# [Your instructions]
Using the listing below, select the lines with the word "PORTFOLIO" and copy them.

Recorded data
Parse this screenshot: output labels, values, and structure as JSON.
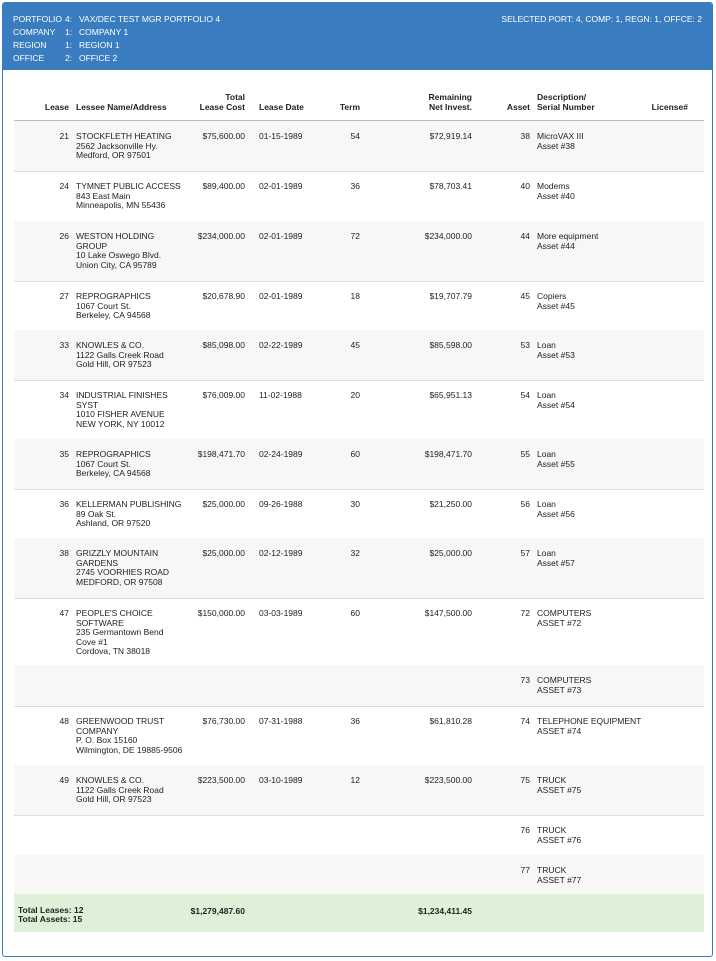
{
  "header": {
    "rows": [
      {
        "key": "PORTFOLIO",
        "num": "4:",
        "value": "VAX/DEC TEST MGR PORTFOLIO 4"
      },
      {
        "key": "COMPANY",
        "num": "1:",
        "value": "COMPANY 1"
      },
      {
        "key": "REGION",
        "num": "1:",
        "value": "REGION 1"
      },
      {
        "key": "OFFICE",
        "num": "2:",
        "value": "OFFICE 2"
      }
    ],
    "selected": "SELECTED PORT: 4, COMP: 1, REGN: 1, OFFCE: 2"
  },
  "columns": {
    "lease": "Lease",
    "name": "Lessee Name/Address",
    "cost_1": "Total",
    "cost_2": "Lease Cost",
    "date": "Lease Date",
    "term": "Term",
    "net_1": "Remaining",
    "net_2": "Net Invest.",
    "asset": "Asset",
    "desc_1": "Description/",
    "desc_2": "Serial Number",
    "license": "License#"
  },
  "rows": [
    {
      "lease": "21",
      "name": [
        "STOCKFLETH HEATING",
        "2562 Jacksonville Hy.",
        "Medford,  OR 97501"
      ],
      "cost": "$75,600.00",
      "date": "01-15-1989",
      "term": "54",
      "net": "$72,919.14",
      "asset": "38",
      "desc": [
        "MicroVAX III",
        "Asset #38"
      ]
    },
    {
      "lease": "24",
      "name": [
        "TYMNET PUBLIC ACCESS",
        "843 East Main",
        "Minneapolis,  MN 55436"
      ],
      "cost": "$89,400.00",
      "date": "02-01-1989",
      "term": "36",
      "net": "$78,703.41",
      "asset": "40",
      "desc": [
        "Modems",
        "Asset #40"
      ]
    },
    {
      "lease": "26",
      "name": [
        "WESTON HOLDING",
        "GROUP",
        "10 Lake Oswego Blvd.",
        "Union City,  CA 95789"
      ],
      "cost": "$234,000.00",
      "date": "02-01-1989",
      "term": "72",
      "net": "$234,000.00",
      "asset": "44",
      "desc": [
        "More equipment",
        "Asset #44"
      ]
    },
    {
      "lease": "27",
      "name": [
        "REPROGRAPHICS",
        "1067 Court St.",
        "Berkeley,  CA 94568"
      ],
      "cost": "$20,678.90",
      "date": "02-01-1989",
      "term": "18",
      "net": "$19,707.79",
      "asset": "45",
      "desc": [
        "Copiers",
        "Asset #45"
      ]
    },
    {
      "lease": "33",
      "name": [
        "KNOWLES & CO.",
        "1122 Galls Creek Road",
        "Gold Hill,  OR 97523"
      ],
      "cost": "$85,098.00",
      "date": "02-22-1989",
      "term": "45",
      "net": "$85,598.00",
      "asset": "53",
      "desc": [
        "Loan",
        "Asset #53"
      ]
    },
    {
      "lease": "34",
      "name": [
        "INDUSTRIAL FINISHES",
        "SYST",
        "1010 FISHER AVENUE",
        "NEW YORK,  NY 10012"
      ],
      "cost": "$76,009.00",
      "date": "11-02-1988",
      "term": "20",
      "net": "$65,951.13",
      "asset": "54",
      "desc": [
        "Loan",
        "Asset #54"
      ]
    },
    {
      "lease": "35",
      "name": [
        "REPROGRAPHICS",
        "1067 Court St.",
        "Berkeley,  CA 94568"
      ],
      "cost": "$198,471.70",
      "date": "02-24-1989",
      "term": "60",
      "net": "$198,471.70",
      "asset": "55",
      "desc": [
        "Loan",
        "Asset #55"
      ]
    },
    {
      "lease": "36",
      "name": [
        "KELLERMAN PUBLISHING",
        "89 Oak St.",
        "Ashland,  OR 97520"
      ],
      "cost": "$25,000.00",
      "date": "09-26-1988",
      "term": "30",
      "net": "$21,250.00",
      "asset": "56",
      "desc": [
        "Loan",
        "Asset #56"
      ]
    },
    {
      "lease": "38",
      "name": [
        "GRIZZLY MOUNTAIN",
        "GARDENS",
        "2745 VOORHIES ROAD",
        "MEDFORD,  OR 97508"
      ],
      "cost": "$25,000.00",
      "date": "02-12-1989",
      "term": "32",
      "net": "$25,000.00",
      "asset": "57",
      "desc": [
        "Loan",
        "Asset #57"
      ]
    },
    {
      "lease": "47",
      "name": [
        "PEOPLE'S CHOICE",
        "SOFTWARE",
        "235 Germantown Bend",
        "Cove #1",
        "Cordova,  TN 38018"
      ],
      "cost": "$150,000.00",
      "date": "03-03-1989",
      "term": "60",
      "net": "$147,500.00",
      "asset": "72",
      "desc": [
        "COMPUTERS",
        "ASSET #72"
      ]
    },
    {
      "lease": "",
      "name": [],
      "cost": "",
      "date": "",
      "term": "",
      "net": "",
      "asset": "73",
      "desc": [
        "COMPUTERS",
        "ASSET #73"
      ]
    },
    {
      "lease": "48",
      "name": [
        "GREENWOOD TRUST",
        "COMPANY",
        "P. O. Box 15160",
        "Wilmington,  DE 19885-9506"
      ],
      "cost": "$76,730.00",
      "date": "07-31-1988",
      "term": "36",
      "net": "$61,810.28",
      "asset": "74",
      "desc": [
        "TELEPHONE EQUIPMENT",
        "ASSET #74"
      ]
    },
    {
      "lease": "49",
      "name": [
        "KNOWLES & CO.",
        "1122 Galls Creek Road",
        "Gold Hill,  OR 97523"
      ],
      "cost": "$223,500.00",
      "date": "03-10-1989",
      "term": "12",
      "net": "$223,500.00",
      "asset": "75",
      "desc": [
        "TRUCK",
        "ASSET #75"
      ]
    },
    {
      "lease": "",
      "name": [],
      "cost": "",
      "date": "",
      "term": "",
      "net": "",
      "asset": "76",
      "desc": [
        "TRUCK",
        "ASSET #76"
      ]
    },
    {
      "lease": "",
      "name": [],
      "cost": "",
      "date": "",
      "term": "",
      "net": "",
      "asset": "77",
      "desc": [
        "TRUCK",
        "ASSET #77"
      ]
    }
  ],
  "totals": {
    "leases": "Total Leases: 12",
    "assets": "Total Assets: 15",
    "cost": "$1,279,487.60",
    "net": "$1,234,411.45"
  }
}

# [Answer for the task]
        "key": "PORTFOLIO",
        "value": "VAX/DEC TEST MGR PORTFOLIO 4"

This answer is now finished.